Data entries —
= = = =

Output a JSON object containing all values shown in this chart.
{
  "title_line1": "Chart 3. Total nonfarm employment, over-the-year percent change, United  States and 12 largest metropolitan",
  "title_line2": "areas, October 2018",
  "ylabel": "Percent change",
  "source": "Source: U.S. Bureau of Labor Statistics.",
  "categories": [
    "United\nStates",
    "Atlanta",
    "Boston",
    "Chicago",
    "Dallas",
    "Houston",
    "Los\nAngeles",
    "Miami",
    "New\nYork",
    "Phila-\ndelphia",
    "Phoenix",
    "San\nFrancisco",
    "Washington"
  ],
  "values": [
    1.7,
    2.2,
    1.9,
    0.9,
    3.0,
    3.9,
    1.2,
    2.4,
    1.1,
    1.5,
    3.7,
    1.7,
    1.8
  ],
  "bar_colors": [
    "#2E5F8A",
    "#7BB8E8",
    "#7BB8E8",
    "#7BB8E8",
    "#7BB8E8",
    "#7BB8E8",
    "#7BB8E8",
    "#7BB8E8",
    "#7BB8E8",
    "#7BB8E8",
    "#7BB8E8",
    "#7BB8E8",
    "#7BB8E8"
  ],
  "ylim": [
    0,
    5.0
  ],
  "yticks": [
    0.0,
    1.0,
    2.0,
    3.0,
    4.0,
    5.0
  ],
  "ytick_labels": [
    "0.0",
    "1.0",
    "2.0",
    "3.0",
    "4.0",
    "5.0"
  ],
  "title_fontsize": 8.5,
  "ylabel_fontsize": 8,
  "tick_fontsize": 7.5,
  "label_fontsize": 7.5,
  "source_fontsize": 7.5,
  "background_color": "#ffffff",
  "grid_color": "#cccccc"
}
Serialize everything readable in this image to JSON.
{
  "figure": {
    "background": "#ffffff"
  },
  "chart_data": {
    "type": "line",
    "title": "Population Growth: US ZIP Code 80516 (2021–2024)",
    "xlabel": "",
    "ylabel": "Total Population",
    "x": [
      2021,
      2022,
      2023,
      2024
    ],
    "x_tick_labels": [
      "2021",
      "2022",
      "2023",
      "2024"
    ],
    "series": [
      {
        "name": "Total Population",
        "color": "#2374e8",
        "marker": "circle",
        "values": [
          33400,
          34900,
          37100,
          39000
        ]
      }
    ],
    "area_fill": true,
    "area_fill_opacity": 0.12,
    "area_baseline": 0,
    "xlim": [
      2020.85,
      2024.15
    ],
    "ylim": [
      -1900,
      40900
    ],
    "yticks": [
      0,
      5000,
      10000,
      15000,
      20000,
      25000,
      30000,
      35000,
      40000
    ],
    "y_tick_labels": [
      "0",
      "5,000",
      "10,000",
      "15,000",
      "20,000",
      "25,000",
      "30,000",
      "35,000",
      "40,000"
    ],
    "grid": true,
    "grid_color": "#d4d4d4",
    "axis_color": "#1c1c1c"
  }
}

= = = =

What you need to do — Pull out each line holding the string "Population".

Result of this task —
    "title": "Population Growth: US ZIP Code 80516 (2021–2024)",
    "ylabel": "Total Population",
        "name": "Total Population",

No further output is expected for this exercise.